LISTED ENTRIES
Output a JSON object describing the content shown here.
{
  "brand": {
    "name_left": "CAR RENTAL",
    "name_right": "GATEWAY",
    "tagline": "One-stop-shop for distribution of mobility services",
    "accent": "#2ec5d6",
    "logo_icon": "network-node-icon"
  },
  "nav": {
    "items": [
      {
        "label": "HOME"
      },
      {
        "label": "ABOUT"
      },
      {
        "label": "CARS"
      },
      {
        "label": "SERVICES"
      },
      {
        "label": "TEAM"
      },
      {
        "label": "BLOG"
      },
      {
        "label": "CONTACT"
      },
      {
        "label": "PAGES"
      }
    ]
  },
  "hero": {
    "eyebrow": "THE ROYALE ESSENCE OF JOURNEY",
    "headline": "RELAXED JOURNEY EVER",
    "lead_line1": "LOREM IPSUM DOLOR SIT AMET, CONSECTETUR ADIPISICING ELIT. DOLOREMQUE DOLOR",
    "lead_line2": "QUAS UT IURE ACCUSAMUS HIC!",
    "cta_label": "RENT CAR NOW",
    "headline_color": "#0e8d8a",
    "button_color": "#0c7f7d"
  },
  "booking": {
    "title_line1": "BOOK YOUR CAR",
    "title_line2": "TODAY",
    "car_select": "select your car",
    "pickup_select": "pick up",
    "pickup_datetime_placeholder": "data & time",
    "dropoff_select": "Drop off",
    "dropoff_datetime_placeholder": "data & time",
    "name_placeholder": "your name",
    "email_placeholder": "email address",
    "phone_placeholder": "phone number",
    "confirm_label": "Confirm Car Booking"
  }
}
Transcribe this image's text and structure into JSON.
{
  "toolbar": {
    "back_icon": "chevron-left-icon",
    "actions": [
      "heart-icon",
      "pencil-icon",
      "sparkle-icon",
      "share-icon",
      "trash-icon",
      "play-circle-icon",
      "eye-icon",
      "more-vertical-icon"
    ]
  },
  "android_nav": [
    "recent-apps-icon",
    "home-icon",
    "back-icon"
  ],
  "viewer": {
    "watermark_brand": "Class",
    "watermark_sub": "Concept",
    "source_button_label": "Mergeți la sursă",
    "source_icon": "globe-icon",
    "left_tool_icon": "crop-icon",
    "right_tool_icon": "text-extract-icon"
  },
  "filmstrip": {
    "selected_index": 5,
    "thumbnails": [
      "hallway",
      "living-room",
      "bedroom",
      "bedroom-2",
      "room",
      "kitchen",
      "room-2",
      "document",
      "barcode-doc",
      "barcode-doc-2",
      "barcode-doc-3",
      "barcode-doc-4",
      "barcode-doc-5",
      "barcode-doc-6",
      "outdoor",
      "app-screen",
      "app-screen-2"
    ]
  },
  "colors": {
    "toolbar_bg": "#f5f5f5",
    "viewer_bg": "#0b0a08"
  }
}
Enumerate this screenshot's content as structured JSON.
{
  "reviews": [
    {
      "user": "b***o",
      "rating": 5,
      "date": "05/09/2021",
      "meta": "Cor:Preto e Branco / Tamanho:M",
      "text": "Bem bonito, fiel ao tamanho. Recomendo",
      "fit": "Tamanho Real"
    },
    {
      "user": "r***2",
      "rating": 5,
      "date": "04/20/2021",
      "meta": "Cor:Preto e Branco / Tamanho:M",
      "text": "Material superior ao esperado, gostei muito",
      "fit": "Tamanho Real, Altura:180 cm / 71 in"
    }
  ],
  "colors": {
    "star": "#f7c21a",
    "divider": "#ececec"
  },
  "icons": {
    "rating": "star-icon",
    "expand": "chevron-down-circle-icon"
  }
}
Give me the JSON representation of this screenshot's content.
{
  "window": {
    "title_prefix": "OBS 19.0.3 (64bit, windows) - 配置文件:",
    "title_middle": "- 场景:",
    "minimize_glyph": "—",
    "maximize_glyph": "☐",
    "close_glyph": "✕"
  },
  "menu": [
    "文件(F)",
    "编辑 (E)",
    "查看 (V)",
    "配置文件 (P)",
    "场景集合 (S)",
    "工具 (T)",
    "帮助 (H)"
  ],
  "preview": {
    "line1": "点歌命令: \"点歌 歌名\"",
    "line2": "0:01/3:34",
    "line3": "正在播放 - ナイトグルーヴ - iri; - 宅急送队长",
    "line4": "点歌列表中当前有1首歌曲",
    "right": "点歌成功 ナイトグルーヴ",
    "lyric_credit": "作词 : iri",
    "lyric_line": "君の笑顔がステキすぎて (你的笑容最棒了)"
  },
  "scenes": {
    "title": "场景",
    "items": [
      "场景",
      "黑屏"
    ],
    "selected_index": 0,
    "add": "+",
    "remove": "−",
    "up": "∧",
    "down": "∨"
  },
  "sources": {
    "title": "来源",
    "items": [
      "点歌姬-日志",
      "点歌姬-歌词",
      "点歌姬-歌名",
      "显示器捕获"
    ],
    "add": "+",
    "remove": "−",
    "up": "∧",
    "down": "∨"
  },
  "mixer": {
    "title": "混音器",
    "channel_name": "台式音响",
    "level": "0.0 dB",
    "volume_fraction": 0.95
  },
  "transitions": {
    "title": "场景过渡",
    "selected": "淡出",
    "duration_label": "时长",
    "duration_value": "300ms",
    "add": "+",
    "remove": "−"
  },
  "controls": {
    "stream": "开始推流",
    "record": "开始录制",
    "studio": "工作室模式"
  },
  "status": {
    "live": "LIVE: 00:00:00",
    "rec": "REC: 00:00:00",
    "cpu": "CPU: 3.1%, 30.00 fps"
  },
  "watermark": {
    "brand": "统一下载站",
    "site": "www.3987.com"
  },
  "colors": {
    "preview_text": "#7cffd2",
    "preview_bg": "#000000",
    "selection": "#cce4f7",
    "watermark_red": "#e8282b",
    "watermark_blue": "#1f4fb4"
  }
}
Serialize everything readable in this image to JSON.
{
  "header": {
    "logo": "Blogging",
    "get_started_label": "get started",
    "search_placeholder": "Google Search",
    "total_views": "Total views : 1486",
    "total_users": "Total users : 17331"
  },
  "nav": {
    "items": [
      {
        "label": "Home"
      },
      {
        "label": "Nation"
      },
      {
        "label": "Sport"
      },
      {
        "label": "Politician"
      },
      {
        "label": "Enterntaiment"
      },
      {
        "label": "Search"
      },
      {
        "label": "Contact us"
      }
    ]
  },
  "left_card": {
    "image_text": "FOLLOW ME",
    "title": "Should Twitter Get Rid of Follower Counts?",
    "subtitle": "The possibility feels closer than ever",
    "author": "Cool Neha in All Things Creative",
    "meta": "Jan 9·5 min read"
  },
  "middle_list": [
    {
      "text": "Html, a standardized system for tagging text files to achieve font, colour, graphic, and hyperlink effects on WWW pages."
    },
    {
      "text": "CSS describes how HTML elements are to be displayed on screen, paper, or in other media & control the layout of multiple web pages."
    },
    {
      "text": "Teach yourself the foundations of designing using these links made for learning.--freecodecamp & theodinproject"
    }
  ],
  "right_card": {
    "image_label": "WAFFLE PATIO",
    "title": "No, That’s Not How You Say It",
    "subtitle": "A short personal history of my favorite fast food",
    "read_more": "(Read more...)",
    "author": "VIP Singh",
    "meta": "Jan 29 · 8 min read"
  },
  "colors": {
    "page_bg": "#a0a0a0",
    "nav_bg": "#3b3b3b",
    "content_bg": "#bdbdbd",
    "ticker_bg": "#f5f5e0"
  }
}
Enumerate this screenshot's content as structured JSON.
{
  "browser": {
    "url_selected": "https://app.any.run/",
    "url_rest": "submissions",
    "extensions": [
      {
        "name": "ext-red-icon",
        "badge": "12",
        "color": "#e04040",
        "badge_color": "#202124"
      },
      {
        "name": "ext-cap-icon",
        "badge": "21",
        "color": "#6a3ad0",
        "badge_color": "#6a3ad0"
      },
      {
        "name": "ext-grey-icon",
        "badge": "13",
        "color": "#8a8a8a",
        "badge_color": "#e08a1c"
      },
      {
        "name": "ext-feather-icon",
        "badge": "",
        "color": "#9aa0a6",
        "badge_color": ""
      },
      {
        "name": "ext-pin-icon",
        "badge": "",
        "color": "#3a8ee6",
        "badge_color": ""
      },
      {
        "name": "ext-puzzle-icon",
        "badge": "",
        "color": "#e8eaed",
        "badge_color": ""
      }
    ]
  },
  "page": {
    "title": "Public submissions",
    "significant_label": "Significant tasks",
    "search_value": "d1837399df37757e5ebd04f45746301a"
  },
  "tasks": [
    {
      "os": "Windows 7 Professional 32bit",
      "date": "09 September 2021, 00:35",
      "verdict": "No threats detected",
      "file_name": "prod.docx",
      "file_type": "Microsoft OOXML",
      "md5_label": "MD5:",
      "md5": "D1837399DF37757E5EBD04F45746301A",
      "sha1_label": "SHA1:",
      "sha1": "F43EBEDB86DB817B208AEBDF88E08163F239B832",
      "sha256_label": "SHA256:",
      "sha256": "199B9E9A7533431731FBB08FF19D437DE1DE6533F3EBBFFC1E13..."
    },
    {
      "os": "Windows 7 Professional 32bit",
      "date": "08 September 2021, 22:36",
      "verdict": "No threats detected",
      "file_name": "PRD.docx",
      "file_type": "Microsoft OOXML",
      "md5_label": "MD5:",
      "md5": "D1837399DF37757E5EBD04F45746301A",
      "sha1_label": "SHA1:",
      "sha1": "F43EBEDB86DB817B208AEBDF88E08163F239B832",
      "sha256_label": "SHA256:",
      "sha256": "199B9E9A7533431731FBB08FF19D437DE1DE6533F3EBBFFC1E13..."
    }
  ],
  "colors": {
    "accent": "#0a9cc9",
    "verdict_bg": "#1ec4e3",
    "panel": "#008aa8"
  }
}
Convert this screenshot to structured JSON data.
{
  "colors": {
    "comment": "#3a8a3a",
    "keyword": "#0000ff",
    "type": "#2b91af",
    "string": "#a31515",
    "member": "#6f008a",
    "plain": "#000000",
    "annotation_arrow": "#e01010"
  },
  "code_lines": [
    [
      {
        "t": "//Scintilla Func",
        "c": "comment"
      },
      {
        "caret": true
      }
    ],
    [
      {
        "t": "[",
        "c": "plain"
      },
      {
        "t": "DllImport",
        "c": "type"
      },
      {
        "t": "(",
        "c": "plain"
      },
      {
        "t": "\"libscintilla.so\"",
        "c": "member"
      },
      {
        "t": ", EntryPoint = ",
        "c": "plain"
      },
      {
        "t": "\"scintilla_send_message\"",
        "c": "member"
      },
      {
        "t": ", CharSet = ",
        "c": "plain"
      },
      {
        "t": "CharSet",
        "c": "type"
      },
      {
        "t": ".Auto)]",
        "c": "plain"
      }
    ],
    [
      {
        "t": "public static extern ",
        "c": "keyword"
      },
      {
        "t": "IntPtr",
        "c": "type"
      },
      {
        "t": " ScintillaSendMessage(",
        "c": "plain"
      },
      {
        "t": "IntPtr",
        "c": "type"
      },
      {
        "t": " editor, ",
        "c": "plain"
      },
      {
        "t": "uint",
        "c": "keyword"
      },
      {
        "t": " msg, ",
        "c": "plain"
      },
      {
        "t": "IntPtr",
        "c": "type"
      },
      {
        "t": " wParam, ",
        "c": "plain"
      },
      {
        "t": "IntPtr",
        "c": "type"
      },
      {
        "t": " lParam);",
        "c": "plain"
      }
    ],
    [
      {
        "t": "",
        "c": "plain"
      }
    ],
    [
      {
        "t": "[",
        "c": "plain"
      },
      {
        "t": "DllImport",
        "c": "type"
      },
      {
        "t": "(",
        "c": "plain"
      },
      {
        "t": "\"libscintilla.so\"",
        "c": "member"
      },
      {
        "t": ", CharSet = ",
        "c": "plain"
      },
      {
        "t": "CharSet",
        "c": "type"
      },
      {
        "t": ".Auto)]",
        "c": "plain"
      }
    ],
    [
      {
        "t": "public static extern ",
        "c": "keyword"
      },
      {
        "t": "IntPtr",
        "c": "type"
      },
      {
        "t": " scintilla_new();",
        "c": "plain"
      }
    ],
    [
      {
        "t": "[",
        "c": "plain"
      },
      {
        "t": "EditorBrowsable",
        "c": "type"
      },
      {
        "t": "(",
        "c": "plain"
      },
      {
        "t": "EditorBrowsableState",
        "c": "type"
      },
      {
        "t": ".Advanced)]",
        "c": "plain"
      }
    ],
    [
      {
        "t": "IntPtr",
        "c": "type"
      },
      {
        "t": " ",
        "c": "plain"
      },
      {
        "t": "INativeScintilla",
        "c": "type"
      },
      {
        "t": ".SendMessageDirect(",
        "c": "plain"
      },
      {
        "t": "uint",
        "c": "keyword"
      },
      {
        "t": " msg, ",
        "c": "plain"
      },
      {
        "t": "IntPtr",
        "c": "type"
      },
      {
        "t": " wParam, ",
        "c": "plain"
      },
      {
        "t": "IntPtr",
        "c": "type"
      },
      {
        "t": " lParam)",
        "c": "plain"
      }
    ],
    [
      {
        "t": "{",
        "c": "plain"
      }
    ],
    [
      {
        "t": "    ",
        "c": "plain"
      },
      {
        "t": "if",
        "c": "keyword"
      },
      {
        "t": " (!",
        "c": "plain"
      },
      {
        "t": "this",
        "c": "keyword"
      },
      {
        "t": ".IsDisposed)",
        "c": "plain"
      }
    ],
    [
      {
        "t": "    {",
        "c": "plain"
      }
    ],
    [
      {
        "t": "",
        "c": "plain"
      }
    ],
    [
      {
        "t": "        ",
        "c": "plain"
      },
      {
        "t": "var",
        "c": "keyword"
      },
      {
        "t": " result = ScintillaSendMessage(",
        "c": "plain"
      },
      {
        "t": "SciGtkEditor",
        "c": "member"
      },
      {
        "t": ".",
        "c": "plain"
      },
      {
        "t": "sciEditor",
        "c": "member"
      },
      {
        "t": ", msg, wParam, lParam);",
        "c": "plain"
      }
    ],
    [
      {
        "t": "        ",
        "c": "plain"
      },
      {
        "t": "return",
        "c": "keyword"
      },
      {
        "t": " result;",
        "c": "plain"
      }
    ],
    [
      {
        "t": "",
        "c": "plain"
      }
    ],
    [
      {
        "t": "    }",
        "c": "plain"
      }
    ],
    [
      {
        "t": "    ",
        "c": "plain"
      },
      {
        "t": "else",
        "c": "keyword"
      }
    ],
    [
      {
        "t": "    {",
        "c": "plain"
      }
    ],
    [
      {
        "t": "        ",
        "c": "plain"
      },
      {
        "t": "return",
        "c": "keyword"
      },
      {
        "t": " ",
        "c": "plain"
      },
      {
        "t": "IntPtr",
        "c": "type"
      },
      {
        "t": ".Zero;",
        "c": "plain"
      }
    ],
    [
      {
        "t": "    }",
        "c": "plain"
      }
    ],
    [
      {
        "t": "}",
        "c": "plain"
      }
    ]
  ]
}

WHAT TO WORK ON
Which lines in the listing above hold the word "Total"? Show each of them.

REPLY TO THE EXERCISE
    "total_views": "Total views : 1486",
    "total_users": "Total users : 17331"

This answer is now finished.